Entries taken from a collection
☆ ☆ ☆ ☆

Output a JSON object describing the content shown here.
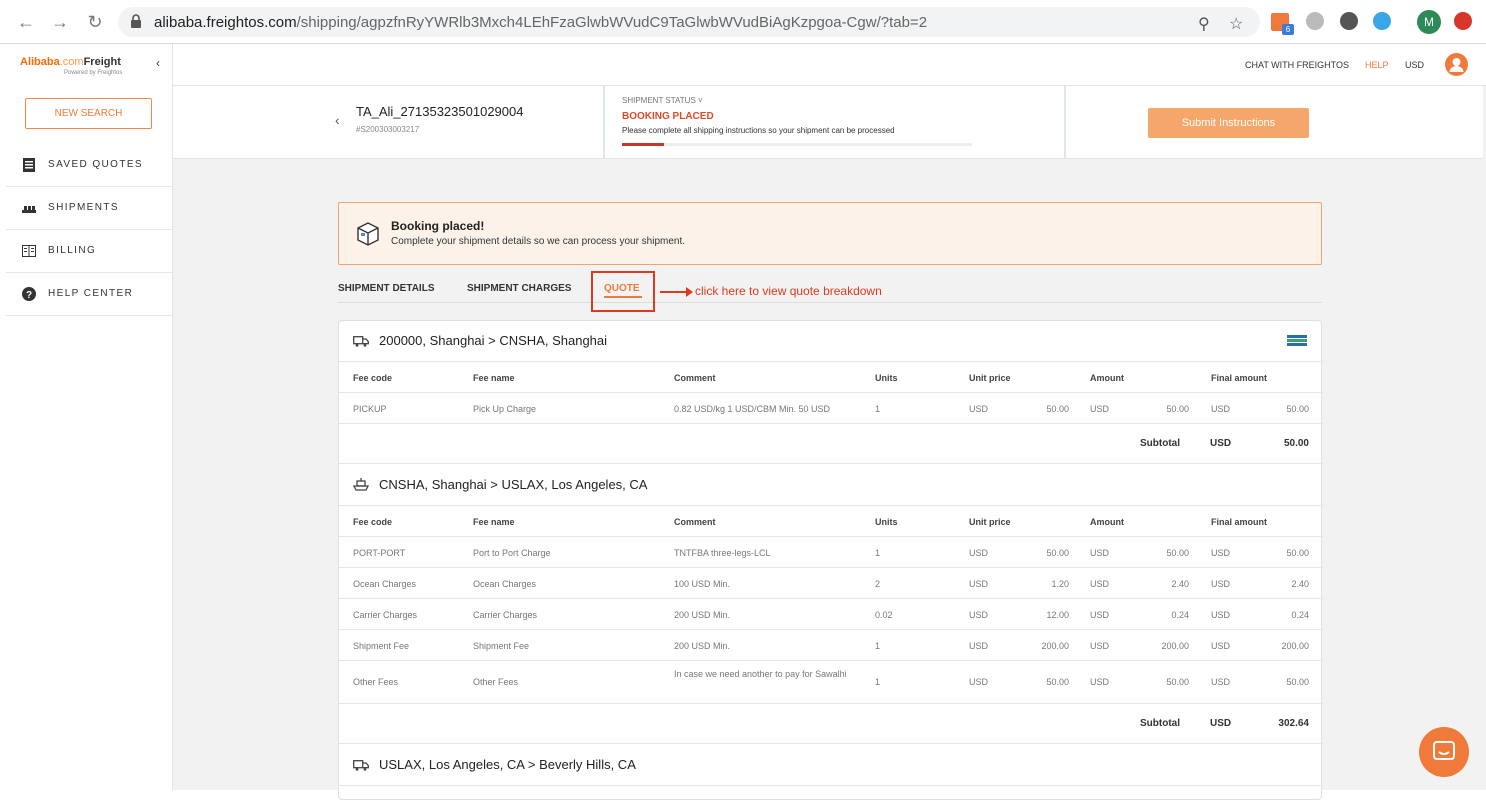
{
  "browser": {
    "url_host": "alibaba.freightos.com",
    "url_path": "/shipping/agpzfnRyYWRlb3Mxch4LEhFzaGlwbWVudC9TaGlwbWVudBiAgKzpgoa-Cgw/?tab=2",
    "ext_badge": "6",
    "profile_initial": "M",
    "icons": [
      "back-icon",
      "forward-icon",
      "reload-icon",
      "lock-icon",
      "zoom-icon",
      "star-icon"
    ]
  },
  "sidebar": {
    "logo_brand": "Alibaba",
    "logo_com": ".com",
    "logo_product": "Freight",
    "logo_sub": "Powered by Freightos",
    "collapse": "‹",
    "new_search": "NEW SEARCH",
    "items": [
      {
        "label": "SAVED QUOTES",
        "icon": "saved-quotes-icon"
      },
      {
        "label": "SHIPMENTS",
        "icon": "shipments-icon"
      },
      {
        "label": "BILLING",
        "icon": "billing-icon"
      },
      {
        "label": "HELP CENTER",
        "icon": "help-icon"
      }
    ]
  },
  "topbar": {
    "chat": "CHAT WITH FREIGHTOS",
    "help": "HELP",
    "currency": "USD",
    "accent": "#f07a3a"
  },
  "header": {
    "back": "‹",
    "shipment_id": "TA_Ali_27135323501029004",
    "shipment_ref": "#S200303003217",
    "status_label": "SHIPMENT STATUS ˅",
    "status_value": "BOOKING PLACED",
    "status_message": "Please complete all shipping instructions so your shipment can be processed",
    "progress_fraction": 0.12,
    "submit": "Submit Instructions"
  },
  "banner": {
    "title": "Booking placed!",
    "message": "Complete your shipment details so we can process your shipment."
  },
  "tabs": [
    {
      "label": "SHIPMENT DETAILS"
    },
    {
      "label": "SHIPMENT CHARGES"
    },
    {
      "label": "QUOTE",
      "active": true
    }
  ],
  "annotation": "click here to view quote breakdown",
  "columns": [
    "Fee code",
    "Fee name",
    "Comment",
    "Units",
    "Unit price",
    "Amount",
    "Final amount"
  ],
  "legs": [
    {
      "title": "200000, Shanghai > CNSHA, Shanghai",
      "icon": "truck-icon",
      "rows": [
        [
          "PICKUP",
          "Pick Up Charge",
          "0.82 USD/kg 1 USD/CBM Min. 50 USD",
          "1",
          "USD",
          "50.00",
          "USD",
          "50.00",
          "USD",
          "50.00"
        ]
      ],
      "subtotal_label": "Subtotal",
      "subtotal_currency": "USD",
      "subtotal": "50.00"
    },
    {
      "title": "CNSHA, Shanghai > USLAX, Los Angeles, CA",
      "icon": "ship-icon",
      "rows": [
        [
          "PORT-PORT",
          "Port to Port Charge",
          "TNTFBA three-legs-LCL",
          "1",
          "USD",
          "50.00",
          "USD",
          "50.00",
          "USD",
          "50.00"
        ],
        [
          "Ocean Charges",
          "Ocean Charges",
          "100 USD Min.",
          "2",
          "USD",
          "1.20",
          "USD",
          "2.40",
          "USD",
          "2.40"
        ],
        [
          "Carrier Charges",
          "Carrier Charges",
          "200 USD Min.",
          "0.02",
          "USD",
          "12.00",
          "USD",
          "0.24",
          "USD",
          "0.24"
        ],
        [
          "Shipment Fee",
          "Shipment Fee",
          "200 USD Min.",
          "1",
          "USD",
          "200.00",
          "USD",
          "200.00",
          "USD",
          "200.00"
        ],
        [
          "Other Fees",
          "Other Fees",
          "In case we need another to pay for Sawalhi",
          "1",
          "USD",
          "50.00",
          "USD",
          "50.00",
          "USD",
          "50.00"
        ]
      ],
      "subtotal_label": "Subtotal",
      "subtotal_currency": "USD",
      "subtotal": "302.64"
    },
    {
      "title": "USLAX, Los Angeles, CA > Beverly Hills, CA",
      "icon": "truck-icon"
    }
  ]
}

☆ ☆ ☆ ☆

Requirements ::
Copy each line of the records containing the string "USLAX".

Complete output ::
      "title": "CNSHA, Shanghai > USLAX, Los Angeles, CA",
      "title": "USLAX, Los Angeles, CA > Beverly Hills, CA",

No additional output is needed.